Pull out every line below that contains the word "publish".

— start —

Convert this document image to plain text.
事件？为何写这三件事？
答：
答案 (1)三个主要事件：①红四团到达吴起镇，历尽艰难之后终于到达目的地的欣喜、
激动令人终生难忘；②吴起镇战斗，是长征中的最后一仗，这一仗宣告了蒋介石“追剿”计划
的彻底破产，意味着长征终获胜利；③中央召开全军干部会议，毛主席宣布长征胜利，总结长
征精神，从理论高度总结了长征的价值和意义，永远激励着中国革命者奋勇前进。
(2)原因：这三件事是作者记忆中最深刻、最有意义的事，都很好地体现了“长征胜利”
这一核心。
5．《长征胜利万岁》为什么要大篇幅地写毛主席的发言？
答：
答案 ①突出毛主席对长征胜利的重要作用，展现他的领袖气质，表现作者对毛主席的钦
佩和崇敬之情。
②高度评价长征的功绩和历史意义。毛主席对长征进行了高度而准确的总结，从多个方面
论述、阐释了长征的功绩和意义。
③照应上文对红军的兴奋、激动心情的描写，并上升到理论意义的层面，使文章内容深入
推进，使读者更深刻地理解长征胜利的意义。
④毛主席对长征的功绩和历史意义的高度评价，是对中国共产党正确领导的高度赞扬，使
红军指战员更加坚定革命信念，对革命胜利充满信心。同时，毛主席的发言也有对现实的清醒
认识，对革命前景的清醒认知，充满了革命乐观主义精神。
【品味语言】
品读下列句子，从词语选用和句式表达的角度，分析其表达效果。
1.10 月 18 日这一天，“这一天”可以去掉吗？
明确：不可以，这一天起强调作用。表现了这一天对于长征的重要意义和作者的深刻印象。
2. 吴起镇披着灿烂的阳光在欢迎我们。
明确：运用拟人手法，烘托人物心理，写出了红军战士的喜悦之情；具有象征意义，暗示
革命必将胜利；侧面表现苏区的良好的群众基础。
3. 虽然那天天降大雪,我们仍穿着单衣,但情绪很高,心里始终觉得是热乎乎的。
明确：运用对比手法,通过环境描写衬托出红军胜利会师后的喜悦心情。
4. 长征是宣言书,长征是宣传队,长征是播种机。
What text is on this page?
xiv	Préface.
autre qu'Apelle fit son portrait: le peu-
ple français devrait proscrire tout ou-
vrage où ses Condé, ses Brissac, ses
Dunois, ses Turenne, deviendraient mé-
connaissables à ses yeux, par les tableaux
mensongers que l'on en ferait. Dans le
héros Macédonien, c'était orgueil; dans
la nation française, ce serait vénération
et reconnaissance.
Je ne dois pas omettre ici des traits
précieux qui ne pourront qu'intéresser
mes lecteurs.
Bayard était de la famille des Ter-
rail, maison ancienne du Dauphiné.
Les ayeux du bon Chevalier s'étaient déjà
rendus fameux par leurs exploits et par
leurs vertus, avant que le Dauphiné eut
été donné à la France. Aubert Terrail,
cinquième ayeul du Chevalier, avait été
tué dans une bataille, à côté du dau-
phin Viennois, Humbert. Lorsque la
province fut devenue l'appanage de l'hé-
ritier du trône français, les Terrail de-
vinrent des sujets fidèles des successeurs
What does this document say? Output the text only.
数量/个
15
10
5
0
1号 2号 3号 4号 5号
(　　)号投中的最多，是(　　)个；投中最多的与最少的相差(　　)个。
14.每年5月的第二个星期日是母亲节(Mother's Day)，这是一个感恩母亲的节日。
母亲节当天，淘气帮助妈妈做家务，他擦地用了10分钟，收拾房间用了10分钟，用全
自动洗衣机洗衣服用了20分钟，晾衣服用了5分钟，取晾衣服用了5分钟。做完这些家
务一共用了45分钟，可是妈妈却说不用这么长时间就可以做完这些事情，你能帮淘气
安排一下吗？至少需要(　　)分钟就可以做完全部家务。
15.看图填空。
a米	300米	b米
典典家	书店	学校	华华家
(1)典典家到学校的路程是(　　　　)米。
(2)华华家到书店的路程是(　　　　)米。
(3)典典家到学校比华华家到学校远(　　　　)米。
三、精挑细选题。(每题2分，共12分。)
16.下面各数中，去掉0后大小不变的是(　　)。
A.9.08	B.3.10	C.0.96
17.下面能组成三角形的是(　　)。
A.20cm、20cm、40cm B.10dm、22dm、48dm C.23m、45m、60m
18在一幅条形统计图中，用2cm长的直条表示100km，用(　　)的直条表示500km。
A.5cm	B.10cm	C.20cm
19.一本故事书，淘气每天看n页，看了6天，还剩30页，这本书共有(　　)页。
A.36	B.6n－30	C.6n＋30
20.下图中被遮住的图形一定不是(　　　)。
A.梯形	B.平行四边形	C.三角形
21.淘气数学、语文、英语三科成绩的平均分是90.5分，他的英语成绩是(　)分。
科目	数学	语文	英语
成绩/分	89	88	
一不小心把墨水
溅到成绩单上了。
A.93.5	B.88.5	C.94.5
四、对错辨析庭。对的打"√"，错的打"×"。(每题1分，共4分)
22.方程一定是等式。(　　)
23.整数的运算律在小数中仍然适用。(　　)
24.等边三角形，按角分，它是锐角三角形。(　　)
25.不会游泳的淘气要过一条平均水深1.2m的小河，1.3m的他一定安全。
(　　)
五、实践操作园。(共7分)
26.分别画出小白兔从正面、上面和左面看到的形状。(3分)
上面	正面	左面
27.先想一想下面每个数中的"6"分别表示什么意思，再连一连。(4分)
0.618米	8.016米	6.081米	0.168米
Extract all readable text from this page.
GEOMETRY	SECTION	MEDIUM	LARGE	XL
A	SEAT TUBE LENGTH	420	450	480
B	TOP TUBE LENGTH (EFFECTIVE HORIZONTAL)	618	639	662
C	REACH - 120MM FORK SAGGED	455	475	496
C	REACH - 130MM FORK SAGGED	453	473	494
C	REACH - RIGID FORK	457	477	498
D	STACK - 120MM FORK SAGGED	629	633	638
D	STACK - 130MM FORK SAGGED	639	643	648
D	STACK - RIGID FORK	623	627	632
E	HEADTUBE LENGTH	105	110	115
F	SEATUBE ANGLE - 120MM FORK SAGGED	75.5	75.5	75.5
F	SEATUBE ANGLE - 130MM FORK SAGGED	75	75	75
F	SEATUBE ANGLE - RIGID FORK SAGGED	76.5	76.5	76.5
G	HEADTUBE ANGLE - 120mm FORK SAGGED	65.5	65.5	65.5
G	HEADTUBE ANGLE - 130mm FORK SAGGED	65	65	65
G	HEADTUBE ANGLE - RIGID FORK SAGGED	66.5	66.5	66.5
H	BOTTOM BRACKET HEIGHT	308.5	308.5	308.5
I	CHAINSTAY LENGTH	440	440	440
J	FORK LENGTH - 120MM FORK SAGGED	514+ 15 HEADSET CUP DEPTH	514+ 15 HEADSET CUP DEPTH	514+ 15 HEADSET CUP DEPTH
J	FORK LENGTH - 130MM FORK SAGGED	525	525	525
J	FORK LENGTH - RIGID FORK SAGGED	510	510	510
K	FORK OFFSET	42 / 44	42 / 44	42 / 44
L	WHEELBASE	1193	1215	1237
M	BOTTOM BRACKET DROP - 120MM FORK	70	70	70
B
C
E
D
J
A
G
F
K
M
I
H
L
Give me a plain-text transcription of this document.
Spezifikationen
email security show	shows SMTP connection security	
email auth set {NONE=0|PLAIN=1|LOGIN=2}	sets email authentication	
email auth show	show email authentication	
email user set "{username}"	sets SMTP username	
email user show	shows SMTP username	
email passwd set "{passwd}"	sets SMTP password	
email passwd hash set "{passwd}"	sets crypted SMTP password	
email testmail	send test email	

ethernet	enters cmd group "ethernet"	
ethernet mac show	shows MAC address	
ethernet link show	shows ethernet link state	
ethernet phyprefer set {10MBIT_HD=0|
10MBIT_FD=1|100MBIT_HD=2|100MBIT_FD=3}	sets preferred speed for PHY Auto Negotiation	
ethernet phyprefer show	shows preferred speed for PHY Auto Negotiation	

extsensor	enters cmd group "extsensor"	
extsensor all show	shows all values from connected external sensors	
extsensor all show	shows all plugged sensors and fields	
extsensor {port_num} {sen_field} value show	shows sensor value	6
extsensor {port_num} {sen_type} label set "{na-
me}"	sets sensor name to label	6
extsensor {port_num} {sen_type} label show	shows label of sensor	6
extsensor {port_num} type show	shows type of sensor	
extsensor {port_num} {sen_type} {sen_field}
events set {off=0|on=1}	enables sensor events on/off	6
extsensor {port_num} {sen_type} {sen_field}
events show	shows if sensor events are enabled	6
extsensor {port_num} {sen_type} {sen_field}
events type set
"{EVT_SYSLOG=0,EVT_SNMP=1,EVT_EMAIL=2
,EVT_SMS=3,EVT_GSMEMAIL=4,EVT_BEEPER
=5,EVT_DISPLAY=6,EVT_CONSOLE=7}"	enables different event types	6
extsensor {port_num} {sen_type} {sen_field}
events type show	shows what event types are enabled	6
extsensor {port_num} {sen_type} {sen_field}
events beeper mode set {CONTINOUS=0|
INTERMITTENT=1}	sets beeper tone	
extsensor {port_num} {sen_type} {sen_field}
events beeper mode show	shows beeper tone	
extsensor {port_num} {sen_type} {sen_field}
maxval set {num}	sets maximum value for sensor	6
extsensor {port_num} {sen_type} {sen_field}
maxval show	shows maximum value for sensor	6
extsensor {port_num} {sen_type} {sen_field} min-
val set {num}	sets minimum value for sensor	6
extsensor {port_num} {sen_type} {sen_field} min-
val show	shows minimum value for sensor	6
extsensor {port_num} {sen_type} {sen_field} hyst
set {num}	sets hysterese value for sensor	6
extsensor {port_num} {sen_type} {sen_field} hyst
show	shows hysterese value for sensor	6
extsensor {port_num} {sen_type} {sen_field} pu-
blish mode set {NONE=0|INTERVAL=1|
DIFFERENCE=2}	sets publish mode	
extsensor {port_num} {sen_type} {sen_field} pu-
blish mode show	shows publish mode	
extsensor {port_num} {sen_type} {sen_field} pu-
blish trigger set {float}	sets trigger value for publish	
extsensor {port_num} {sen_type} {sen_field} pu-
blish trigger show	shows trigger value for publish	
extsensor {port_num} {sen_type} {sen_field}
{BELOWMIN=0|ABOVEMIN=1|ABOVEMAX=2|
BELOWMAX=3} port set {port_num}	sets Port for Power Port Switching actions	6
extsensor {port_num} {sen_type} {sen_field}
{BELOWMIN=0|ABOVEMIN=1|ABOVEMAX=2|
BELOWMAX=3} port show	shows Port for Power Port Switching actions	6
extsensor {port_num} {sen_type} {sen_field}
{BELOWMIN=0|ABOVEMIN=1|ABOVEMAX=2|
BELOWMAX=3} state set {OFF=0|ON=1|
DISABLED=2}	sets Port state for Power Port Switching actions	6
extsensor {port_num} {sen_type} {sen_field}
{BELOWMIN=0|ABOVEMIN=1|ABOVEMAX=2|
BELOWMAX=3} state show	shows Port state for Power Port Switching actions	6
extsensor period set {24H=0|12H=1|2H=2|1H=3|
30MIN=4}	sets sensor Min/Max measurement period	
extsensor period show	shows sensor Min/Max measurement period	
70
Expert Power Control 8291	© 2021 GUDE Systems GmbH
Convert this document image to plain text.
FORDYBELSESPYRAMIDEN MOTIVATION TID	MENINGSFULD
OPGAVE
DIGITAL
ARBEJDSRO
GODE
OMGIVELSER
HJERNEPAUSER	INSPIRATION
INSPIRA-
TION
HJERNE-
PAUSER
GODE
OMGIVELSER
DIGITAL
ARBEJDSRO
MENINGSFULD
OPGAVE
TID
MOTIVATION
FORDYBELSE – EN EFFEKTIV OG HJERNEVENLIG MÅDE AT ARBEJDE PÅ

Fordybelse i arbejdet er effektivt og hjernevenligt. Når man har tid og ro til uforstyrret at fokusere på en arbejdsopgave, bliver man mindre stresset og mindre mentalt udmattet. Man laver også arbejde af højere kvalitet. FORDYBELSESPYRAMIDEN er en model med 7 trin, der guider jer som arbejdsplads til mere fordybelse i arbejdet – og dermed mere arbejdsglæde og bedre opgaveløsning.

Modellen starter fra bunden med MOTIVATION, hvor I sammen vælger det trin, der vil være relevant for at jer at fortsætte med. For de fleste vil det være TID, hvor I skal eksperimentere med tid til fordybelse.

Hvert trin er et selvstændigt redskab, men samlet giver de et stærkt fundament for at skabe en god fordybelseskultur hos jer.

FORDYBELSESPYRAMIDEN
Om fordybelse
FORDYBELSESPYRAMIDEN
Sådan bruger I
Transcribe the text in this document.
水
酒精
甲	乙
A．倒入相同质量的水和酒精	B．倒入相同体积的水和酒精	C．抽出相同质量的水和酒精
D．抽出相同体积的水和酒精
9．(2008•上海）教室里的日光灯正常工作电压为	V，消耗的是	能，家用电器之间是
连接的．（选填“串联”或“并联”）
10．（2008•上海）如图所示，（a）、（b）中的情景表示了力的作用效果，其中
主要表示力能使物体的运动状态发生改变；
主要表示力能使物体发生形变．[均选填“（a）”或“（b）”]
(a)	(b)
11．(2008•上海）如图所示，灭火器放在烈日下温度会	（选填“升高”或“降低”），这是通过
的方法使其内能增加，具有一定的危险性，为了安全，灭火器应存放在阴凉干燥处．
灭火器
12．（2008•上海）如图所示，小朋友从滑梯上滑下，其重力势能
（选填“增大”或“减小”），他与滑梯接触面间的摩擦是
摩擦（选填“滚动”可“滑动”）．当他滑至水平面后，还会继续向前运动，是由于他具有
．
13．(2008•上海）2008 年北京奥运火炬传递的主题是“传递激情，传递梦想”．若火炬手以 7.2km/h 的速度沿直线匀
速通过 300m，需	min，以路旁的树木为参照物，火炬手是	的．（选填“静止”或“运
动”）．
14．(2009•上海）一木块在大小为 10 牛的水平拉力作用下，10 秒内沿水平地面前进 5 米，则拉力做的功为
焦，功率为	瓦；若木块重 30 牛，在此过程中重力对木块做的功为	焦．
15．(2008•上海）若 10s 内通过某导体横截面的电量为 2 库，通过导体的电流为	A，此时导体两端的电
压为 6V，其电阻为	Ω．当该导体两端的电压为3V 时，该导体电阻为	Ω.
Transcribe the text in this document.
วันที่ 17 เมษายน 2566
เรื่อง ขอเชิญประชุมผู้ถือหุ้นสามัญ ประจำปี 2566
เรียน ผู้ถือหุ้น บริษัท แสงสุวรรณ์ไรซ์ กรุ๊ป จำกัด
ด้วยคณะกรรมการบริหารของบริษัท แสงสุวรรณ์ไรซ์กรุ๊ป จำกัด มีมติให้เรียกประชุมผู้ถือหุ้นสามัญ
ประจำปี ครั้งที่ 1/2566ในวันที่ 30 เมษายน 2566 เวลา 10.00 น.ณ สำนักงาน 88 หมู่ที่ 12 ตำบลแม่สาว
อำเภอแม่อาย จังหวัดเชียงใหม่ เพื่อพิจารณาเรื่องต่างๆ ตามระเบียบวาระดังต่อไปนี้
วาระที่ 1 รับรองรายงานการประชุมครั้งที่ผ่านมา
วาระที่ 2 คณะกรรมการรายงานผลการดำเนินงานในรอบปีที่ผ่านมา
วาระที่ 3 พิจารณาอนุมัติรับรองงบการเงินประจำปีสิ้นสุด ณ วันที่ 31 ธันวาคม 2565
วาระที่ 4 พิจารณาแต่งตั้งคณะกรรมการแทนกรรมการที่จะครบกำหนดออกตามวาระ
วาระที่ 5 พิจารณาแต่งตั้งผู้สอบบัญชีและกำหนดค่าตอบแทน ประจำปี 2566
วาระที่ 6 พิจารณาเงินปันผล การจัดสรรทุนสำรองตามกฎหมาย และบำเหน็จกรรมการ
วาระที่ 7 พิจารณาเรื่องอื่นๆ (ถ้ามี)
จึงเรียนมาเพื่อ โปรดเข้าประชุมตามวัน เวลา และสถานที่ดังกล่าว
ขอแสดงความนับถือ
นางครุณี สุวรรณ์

— end —

RESPONSE TO THIS TASK:
DIFFERENCE=2}	sets publish mode	
blish mode show	shows publish mode	
blish trigger set {float}	sets trigger value for publish	
blish trigger show	shows trigger value for publish	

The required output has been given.